Stated problem: Can you return, unchanged and with both end lines included, the part of the records that opens with the line containing "Detect and localize" and closes with the line containing "point (275, 212, 280, 216)"?

>> Start Dataset excerpts

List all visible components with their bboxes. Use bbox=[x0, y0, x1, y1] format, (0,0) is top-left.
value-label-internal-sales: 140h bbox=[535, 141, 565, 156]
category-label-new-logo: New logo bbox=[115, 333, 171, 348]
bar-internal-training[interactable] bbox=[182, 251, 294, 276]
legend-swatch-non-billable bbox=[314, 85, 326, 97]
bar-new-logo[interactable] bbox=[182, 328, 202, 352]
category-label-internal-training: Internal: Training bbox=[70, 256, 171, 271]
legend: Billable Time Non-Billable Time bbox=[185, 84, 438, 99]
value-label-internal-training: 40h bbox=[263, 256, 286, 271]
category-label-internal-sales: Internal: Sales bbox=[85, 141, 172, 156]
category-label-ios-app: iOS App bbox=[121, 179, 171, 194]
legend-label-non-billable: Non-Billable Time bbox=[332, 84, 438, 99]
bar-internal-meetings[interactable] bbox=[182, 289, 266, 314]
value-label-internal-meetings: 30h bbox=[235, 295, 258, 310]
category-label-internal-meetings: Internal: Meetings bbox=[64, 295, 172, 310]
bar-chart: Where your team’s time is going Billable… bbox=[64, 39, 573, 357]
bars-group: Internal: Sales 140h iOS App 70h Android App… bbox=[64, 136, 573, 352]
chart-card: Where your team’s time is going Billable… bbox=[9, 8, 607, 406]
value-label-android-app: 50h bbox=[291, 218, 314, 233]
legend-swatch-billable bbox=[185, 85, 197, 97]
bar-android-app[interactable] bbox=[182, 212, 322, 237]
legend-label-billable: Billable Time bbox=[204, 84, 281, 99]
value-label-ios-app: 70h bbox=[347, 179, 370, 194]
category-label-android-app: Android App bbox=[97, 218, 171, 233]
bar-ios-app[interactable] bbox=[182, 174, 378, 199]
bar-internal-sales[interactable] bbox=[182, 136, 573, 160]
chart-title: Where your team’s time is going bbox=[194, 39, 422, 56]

>> End Dataset excerpts
>> Start Dataset excerpts

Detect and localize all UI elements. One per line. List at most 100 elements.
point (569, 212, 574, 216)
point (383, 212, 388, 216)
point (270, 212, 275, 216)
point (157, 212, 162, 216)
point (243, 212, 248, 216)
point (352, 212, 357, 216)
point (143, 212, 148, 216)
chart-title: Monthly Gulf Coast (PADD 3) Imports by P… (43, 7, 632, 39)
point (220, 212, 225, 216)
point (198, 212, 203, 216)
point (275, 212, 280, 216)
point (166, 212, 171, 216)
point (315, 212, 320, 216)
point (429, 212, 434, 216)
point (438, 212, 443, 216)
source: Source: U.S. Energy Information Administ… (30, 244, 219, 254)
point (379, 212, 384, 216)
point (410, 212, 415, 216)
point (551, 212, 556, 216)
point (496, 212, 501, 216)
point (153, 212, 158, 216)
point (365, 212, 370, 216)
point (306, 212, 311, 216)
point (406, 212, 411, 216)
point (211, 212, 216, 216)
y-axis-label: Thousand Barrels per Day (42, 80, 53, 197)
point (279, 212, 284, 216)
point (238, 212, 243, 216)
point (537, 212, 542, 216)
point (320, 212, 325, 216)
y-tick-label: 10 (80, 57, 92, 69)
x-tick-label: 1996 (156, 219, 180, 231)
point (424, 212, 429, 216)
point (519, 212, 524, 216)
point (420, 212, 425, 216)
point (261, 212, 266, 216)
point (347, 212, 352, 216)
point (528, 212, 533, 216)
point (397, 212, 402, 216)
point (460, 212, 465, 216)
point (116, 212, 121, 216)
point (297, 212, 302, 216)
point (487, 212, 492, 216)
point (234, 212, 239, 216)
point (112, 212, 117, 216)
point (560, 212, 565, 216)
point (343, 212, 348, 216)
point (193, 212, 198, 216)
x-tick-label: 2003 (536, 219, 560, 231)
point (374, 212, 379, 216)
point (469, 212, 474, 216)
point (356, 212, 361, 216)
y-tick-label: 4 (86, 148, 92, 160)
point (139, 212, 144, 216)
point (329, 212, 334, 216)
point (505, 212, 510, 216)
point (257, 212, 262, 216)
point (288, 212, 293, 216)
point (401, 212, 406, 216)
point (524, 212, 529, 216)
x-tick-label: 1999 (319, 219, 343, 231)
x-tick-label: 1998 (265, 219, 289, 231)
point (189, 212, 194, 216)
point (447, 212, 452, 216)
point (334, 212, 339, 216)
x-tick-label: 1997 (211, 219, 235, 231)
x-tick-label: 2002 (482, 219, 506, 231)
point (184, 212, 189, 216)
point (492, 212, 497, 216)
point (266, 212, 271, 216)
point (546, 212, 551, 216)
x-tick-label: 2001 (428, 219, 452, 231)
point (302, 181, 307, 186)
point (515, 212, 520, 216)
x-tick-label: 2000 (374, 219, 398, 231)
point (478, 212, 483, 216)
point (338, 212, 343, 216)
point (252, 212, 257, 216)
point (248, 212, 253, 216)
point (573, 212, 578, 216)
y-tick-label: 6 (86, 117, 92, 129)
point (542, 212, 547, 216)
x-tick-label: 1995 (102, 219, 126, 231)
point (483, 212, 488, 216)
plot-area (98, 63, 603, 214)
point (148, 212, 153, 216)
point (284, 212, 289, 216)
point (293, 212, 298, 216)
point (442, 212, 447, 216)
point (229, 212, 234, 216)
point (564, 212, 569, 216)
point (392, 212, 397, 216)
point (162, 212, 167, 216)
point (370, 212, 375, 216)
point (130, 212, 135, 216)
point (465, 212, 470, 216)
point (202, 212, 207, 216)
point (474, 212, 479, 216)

>> End Dataset excerpts

Result of the exercise:
Detect and localize all UI elements. One per line. List at most 100 elements.
point (569, 212, 574, 216)
point (383, 212, 388, 216)
point (270, 212, 275, 216)
point (157, 212, 162, 216)
point (243, 212, 248, 216)
point (352, 212, 357, 216)
point (143, 212, 148, 216)
chart-title: Monthly Gulf Coast (PADD 3) Imports by P… (43, 7, 632, 39)
point (220, 212, 225, 216)
point (198, 212, 203, 216)
point (275, 212, 280, 216)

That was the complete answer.